Short problem 1 — Could you rewrite the chi-squared passage, everything from "has an approximate chi-squared distribution with $k-1+k-1=2k-2$" down to "the following hypothesis.", with "not known" in place of "unknown"?

Provided passage —
[start]

The interpretation of the chi-squared test discussed in this post is called chi-squared test of homogeneity. In this post, we show that the chi-squared statistic is employed to test whether the cell probabilities for certain categories are identical across several populations. We start by examining the two-population case, which will be fairly easily extended to the case of more than two populations.

Suppose that a multinomial experiment can result in $k$ distinct outcomes. Suppose that the experiment is performed two times with the two samples drawn from two different populations. Let $p_{1,j}$ be the probability that the outcome in the first experiment falls into the $j$th category (or cell $j$) and let $p_{2,j}$ be the probability that the outcome in the second experiment falls into the $j$th category (or cell $j$) where $j=1,2,\cdots,k$. Furthermore, suppose that there are $n_1$ and $n_2$ independent multinomial trials in the first experiment and the second experiment, respectively.

We are interested in the random variables $Y_{1,1}, Y_{1,2}, \cdots, Y_{1,k}$ and the random variables $Y_{2,1}, Y_{2,2}, \cdots, Y_{2,k}$ where $Y_{1,j}$ is the number of trials in the first experiment whose outcomes fall into cell $j$ and $Y_{2,j}$ is the number of trials in the second experiment whose outcomes fall into cell $j$. Then the sampling distribution of each of the following

$\displaystyle \sum \limits_{j=1}^k \frac{(Y_{1,j}-n_1 \ p_{1,j})^2}{n_1 \ p_{1,j}}$

$\displaystyle \sum \limits_{j=1}^k \frac{(Y_{2,j}-n_2 \ p_{2,j})^2}{n_2 \ p_{2,j}}$

has an approximate chi-squared distribution with $k-1$ degrees of freedom (discussed here). Because the two experiments are independent, the following sum

$\displaystyle \sum \limits_{j=1}^k \frac{(Y_{1,j}-n_1 \ p_{1,j})^2}{n_1 \ p_{1,j}}+\sum \limits_{j=1}^k \frac{(Y_{2,j}-n_2 \ p_{2,j})^2}{n_2 \ p_{2,j}}$

has an approximate chi-squared distribution with $k-1+k-1=2k-2$ degrees of freedom. When $p_{1,j}$ and $p_{2,j}$, $j=1,2,\cdots,k$, are unknown, we wish to test the following hypothesis.

$H_0: p_{1,1}=p_{2,1}, p_{1,2}=p_{2,2}, \cdots, p_{1,j}=p_{2,j}, \cdots, p_{1,k}=p_{2,k}$

In other words, we wish to test the hypothesis that the cell probabilities associated with the two independent experiments are equal. Since the cell probabilities are generally unknown, we can use sample data to estimate $p_{1,j}$ and $p_{2,j}$. How do we do that? If the null hypothesis $H_0$ is true, then the two independent experiments can be viewed as one combined experiment. Then the the following ratio

$\displaystyle \hat{p}_j=\frac{Y_{1,j}+Y_{2,j}}{n_1+n_2}$

is the sample frequency of the event corresponding to cell $j$, $j=1,2,\cdots,k$. Furthermore, we only have to estimate $p_{1,j}$ and $p_{2,j}$ using $\hat{p}_j$ for $j=1,2,\cdots,k-1$ since the estimator of $p_{1,k}$ and $p_{2,k}$ is $1-\hat{p}_1-\hat{p}_2-\cdots-\hat{p}_{k-1}$. With all these in mind, the following is the test statistic we will need.

[end]

Recorded information —
[start]

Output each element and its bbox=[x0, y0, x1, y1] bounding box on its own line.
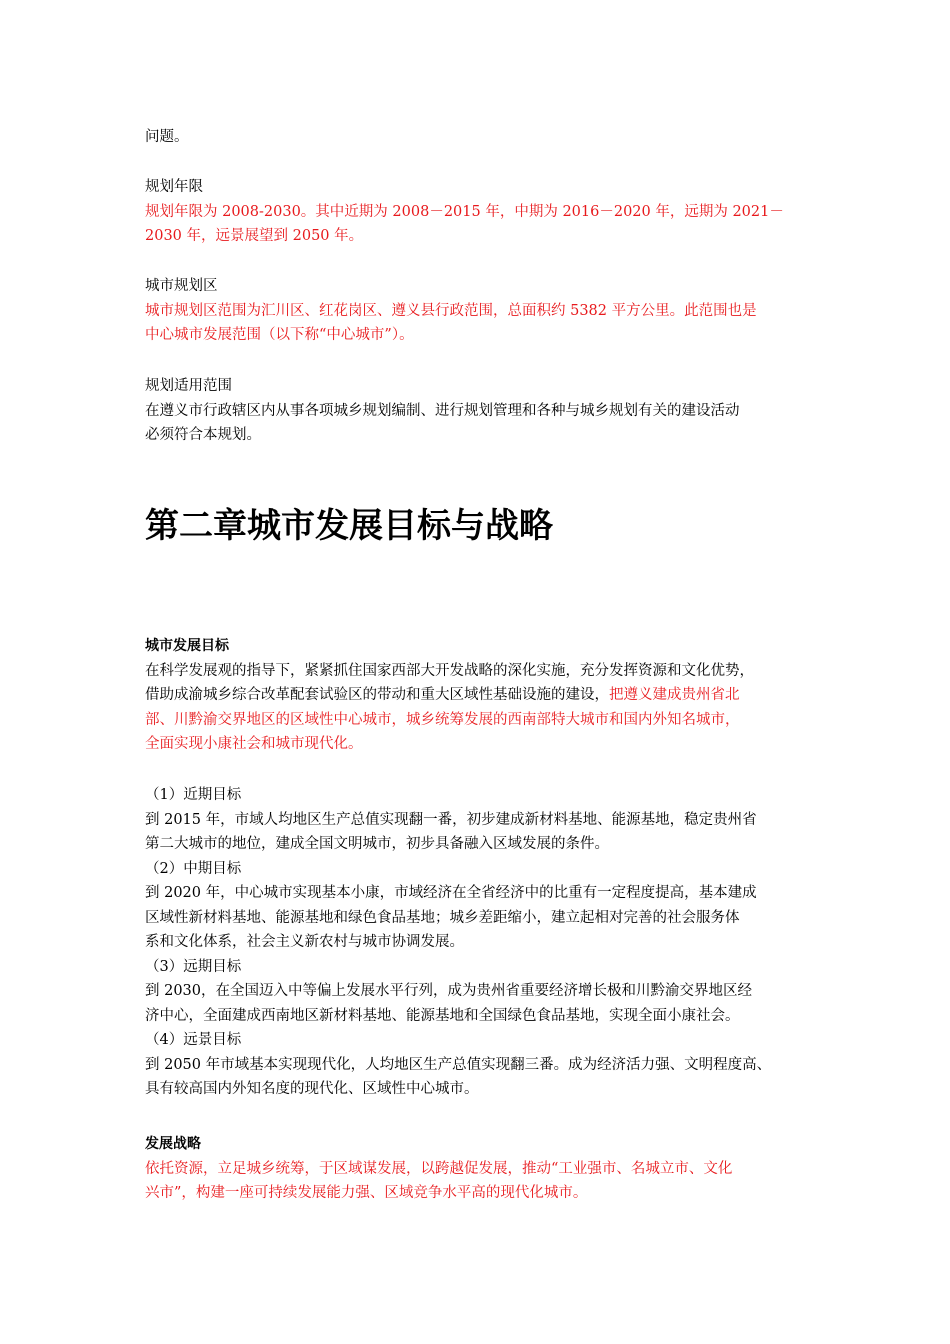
phase-3-line-1: 到 2030，在全国迈入中等偏上发展水平行列，成为贵州省重要经济增长极和川黔渝交界地区经 bbox=[145, 983, 753, 999]
planning-scope-heading: 规划适用范围 bbox=[145, 378, 232, 394]
chapter-title: 第二章城市发展目标与战略 bbox=[145, 506, 553, 546]
planning-area-section bbox=[145, 274, 815, 348]
strategy-line-2: 兴市”，构建一座可持续发展能力强、区域竞争水平高的现代化城市。 bbox=[145, 1185, 588, 1201]
intro-tail: 问题。 bbox=[145, 129, 189, 145]
planning-scope-line-1: 在遵义市行政辖区内从事各项城乡规划编制、进行规划管理和各种与城乡规划有关的建设活动 bbox=[145, 402, 740, 419]
phase-4-line-1: 到 2050 年市域基本实现现代化，人均地区生产总值实现翻三番。成为经济活力强、文明程度高、 bbox=[145, 1056, 772, 1073]
phase-3-label: （3）远期目标 bbox=[145, 958, 242, 975]
phase-2-line-1: 到 2020 年，中心城市实现基本小康，市域经济在全省经济中的比重有一定程度提高，基本建成 bbox=[145, 885, 757, 901]
phase-2-line-3: 系和文化体系，社会主义新农村与城市协调发展。 bbox=[145, 934, 464, 950]
development-goals-heading: 城市发展目标 bbox=[145, 638, 229, 654]
phase-4-line-2: 具有较高国内外知名度的现代化、区域性中心城市。 bbox=[145, 1081, 479, 1097]
planning-scope-section bbox=[145, 374, 815, 448]
intro-text bbox=[145, 125, 815, 150]
planning-area-line-2: 中心城市发展范围（以下称“中心城市”）。 bbox=[145, 327, 414, 343]
planning-years-line-2: 2030 年，远景展望到 2050 年。 bbox=[145, 228, 364, 244]
phase-1-line-2: 第二大城市的地位，建成全国文明城市，初步具备融入区域发展的条件。 bbox=[145, 836, 609, 852]
planning-years-heading: 规划年限 bbox=[145, 179, 203, 195]
planning-scope-line-2: 必须符合本规划。 bbox=[145, 427, 261, 443]
phase-4-label: （4）远景目标 bbox=[145, 1032, 242, 1048]
phase-1-label: （1）近期目标 bbox=[145, 787, 242, 803]
phase-2-label: （2）中期目标 bbox=[145, 860, 242, 877]
development-goals-line-1: 在科学发展观的指导下，紧紧抓住国家西部大开发战略的深化实施，充分发挥资源和文化优势， bbox=[145, 662, 754, 679]
phase-2-line-2: 区域性新材料基地、能源基地和绿色食品基地；城乡差距缩小，建立起相对完善的社会服务体 bbox=[145, 909, 740, 926]
planning-area-line-1: 城市规划区范围为汇川区、红花岗区、遵义县行政范围，总面积约 5382 平方公里。此范围也是 bbox=[145, 302, 757, 319]
phase-1-line-1: 到 2015 年，市域人均地区生产总值实现翻一番，初步建成新材料基地、能源基地，稳定贵州省 bbox=[145, 811, 757, 828]
development-goals-line-3: 部、川黔渝交界地区的区域性中心城市，城乡统筹发展的西南部特大城市和国内外知名城市， bbox=[145, 711, 740, 728]
development-goals-line-2 bbox=[145, 683, 815, 708]
development-goals-section bbox=[145, 634, 815, 757]
strategy-section bbox=[145, 1132, 815, 1206]
development-goals-line-4: 全面实现小康社会和城市现代化。 bbox=[145, 736, 363, 752]
planning-area-heading: 城市规划区 bbox=[145, 278, 218, 294]
strategy-line-1: 依托资源，立足城乡统筹，于区域谋发展，以跨越促发展，推动“工业强市、名城立市、文化 bbox=[145, 1160, 733, 1177]
planning-years-line-1: 规划年限为 2008-2030。其中近期为 2008－2015 年，中期为 2016－2020 年，远期为 2021－ bbox=[145, 203, 784, 220]
development-goals-line-2-black: 借助成渝城乡综合改革配套试验区的带动和重大区域性基础设施的建设， bbox=[145, 687, 609, 703]
phase-goals-section bbox=[145, 783, 815, 1102]
development-goals-line-2-red: 把遵义建成贵州省北 bbox=[609, 687, 740, 703]
planning-years-section bbox=[145, 175, 815, 249]
strategy-heading: 发展战略 bbox=[145, 1136, 201, 1152]
phase-3-line-2: 济中心，全面建成西南地区新材料基地、能源基地和全国绿色食品基地，实现全面小康社会。 bbox=[145, 1007, 740, 1024]
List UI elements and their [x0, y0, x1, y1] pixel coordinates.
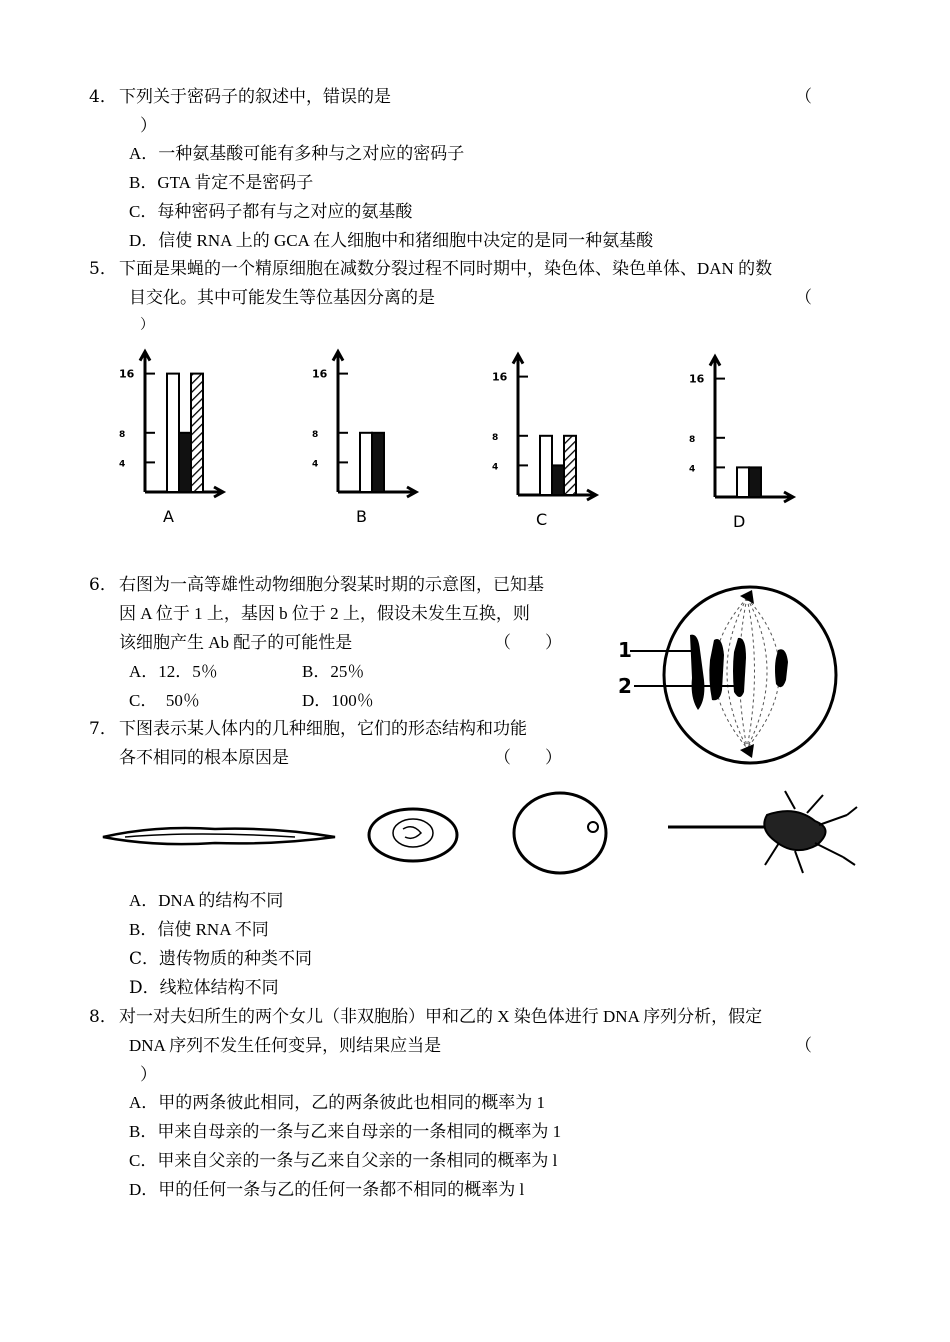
q4-option-d: D．信使 RNA 上的 GCA 在人细胞中和猪细胞中决定的是同一种氨基酸: [129, 231, 654, 250]
q8-line2: DNA 序列不发生任何变异，则结果应当是: [129, 1036, 442, 1055]
cell-division-figure: [612, 580, 847, 770]
chart-d-tick-label-4: 4: [689, 464, 696, 475]
round-cell: [514, 793, 606, 873]
q8-option-b: B．甲来自母亲的一条与乙来自母亲的一条相同的概率为 1: [129, 1122, 562, 1141]
chart-b-bar-2: [372, 433, 384, 492]
q6-number: 6．: [89, 575, 117, 595]
q8-option-c: C．甲来自父亲的一条与乙来自父亲的一条相同的概率为 l: [129, 1151, 558, 1170]
q6-option-a: A．12．5％: [129, 662, 218, 681]
cell-with-nucleus: [369, 809, 457, 861]
q8-option-d: D．甲的任何一条与乙的任何一条都不相同的概率为 l: [129, 1180, 525, 1199]
chart-c-bar-3: [564, 436, 576, 495]
q5-bar-charts: [0, 320, 950, 545]
chart-b-label: B: [356, 507, 367, 526]
q7-number: 7．: [89, 719, 117, 739]
chart-a-bar-3: [191, 374, 203, 492]
q8-option-a: A．甲的两条彼此相同，乙的两条彼此也相同的概率为 1: [129, 1093, 546, 1112]
spindle-fibers: [715, 598, 780, 748]
q4-option-b: B．GTA 肯定不是密码子: [129, 173, 314, 192]
chart-d-bar-2: [749, 467, 761, 497]
q6-option-d: D．100％: [302, 691, 374, 710]
chart-c-tick-label-16: 16: [492, 370, 508, 384]
chart-d-label: D: [733, 512, 746, 531]
q6-line3: 该细胞产生 Ab 配子的可能性是: [119, 633, 353, 652]
fig-label-1: 1: [618, 638, 632, 662]
chart-a-bar-2: [179, 433, 191, 492]
q7-line2: 各不相同的根本原因是: [119, 748, 289, 768]
q6-option-c: C． 50％: [129, 691, 200, 710]
neuron-cell: [668, 791, 857, 873]
chart-d-tick-label-8: 8: [689, 434, 696, 445]
pole-bottom: [740, 744, 754, 758]
muscle-cell: [103, 828, 335, 844]
chart-d-bar-1: [737, 467, 749, 497]
q5-paren-close: ）: [140, 317, 154, 333]
chart-b-tick-label-8: 8: [312, 429, 319, 440]
q7-option-d: D．线粒体结构不同: [129, 978, 279, 998]
chart-c-bar-1: [540, 436, 552, 495]
q7-paren: （ ）: [494, 748, 562, 768]
q5-stem-line2: 目交化。其中可能发生等位基因分离的是: [129, 288, 435, 308]
q8-line1: 对一对夫妇所生的两个女儿（非双胞胎）甲和乙的 X 染色体进行 DNA 序列分析，假定: [119, 1007, 763, 1026]
q5-number: 5．: [89, 259, 117, 279]
q4-option-a: A．一种氨基酸可能有多种与之对应的密码子: [129, 144, 465, 163]
chromosomes: [690, 635, 788, 710]
chart-c-tick-label-8: 8: [492, 432, 499, 443]
q5-stem-line1: 下面是果蝇的一个精原细胞在减数分裂过程不同时期中，染色体、染色单体、DAN 的数: [119, 259, 773, 278]
chart-a-tick-label-8: 8: [119, 429, 126, 440]
fig-label-2: 2: [618, 674, 632, 698]
chart-c-tick-label-4: 4: [492, 462, 499, 473]
q4-paren-close: ）: [140, 116, 157, 136]
q6-paren: （ ）: [494, 633, 562, 653]
q4-paren-open: （: [795, 87, 812, 107]
q6-option-b: B．25％: [302, 662, 365, 681]
q7-line1: 下图表示某人体内的几种细胞，它们的形态结构和功能: [119, 719, 527, 739]
chart-b-tick-label-4: 4: [312, 459, 319, 470]
q4-option-c: C．每种密码子都有与之对应的氨基酸: [129, 202, 413, 221]
q6-line1: 右图为一高等雄性动物细胞分裂某时期的示意图，已知基: [119, 575, 544, 595]
chart-a-tick-label-4: 4: [119, 459, 126, 470]
chart-d-tick-label-16: 16: [689, 372, 705, 386]
chart-b-bar-1: [360, 433, 372, 492]
q4-number: 4．: [89, 87, 117, 107]
chart-c-bar-2: [552, 465, 564, 495]
chart-b-tick-label-16: 16: [312, 367, 328, 381]
chart-c-label: C: [536, 510, 548, 529]
q8-paren-close: ）: [140, 1065, 157, 1085]
body-cells-figure: [95, 785, 875, 880]
chart-a-label: A: [163, 507, 174, 526]
q8-paren-open: （: [795, 1036, 812, 1056]
q5-paren-open: （: [795, 288, 812, 308]
q7-option-a: A．DNA 的结构不同: [129, 891, 284, 910]
pole-top: [740, 590, 754, 604]
chart-a-bar-1: [167, 374, 179, 492]
q6-line2: 因 A 位于 1 上，基因 b 位于 2 上，假设未发生互换，则: [119, 604, 530, 623]
chart-a-tick-label-16: 16: [119, 367, 135, 381]
q8-number: 8．: [89, 1007, 117, 1027]
q7-option-c: C．遗传物质的种类不同: [129, 949, 313, 969]
q4-stem: 下列关于密码子的叙述中，错误的是: [119, 87, 391, 107]
q7-option-b: B．信使 RNA 不同: [129, 920, 269, 939]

[end]

Short problem 2 — Can you write out, character for character, all the lines of the records from the one containing "phase-3-line-1: 到 2030，在全国迈入中等偏上发展水平行列，成为贵州省重要经济增长极和川黔渝交界地区经" down to the one containing "phase-2-label: （2）中期目标 bbox=[145, 860, 242, 877]"?

Exercise solution 1 —
has an approximate chi-squared distribution with $k-1+k-1=2k-2$ degrees of freedom. When $p_{1,j}$ and $p_{2,j}$, $j=1,2,\cdots,k$, are not known, we wish to test the following hypothesis.

Exercise solution 2 —
phase-3-line-1: 到 2030，在全国迈入中等偏上发展水平行列，成为贵州省重要经济增长极和川黔渝交界地区经 bbox=[145, 983, 753, 999]
planning-scope-heading: 规划适用范围 bbox=[145, 378, 232, 394]
chapter-title: 第二章城市发展目标与战略 bbox=[145, 506, 553, 546]
planning-area-section bbox=[145, 274, 815, 348]
strategy-line-2: 兴市”，构建一座可持续发展能力强、区域竞争水平高的现代化城市。 bbox=[145, 1185, 588, 1201]
intro-tail: 问题。 bbox=[145, 129, 189, 145]
planning-scope-line-1: 在遵义市行政辖区内从事各项城乡规划编制、进行规划管理和各种与城乡规划有关的建设活动 bbox=[145, 402, 740, 419]
phase-4-line-1: 到 2050 年市域基本实现现代化，人均地区生产总值实现翻三番。成为经济活力强、文明程度高、 bbox=[145, 1056, 772, 1073]
phase-3-label: （3）远期目标 bbox=[145, 958, 242, 975]
phase-2-line-1: 到 2020 年，中心城市实现基本小康，市域经济在全省经济中的比重有一定程度提高，基本建成 bbox=[145, 885, 757, 901]
phase-2-line-3: 系和文化体系，社会主义新农村与城市协调发展。 bbox=[145, 934, 464, 950]
development-goals-heading: 城市发展目标 bbox=[145, 638, 229, 654]
phase-4-line-2: 具有较高国内外知名度的现代化、区域性中心城市。 bbox=[145, 1081, 479, 1097]
planning-scope-section bbox=[145, 374, 815, 448]
intro-text bbox=[145, 125, 815, 150]
planning-area-line-2: 中心城市发展范围（以下称“中心城市”）。 bbox=[145, 327, 414, 343]
planning-years-line-2: 2030 年，远景展望到 2050 年。 bbox=[145, 228, 364, 244]
phase-1-line-2: 第二大城市的地位，建成全国文明城市，初步具备融入区域发展的条件。 bbox=[145, 836, 609, 852]
planning-years-heading: 规划年限 bbox=[145, 179, 203, 195]
planning-scope-line-2: 必须符合本规划。 bbox=[145, 427, 261, 443]
phase-4-label: （4）远景目标 bbox=[145, 1032, 242, 1048]
phase-1-label: （1）近期目标 bbox=[145, 787, 242, 803]
phase-2-label: （2）中期目标 bbox=[145, 860, 242, 877]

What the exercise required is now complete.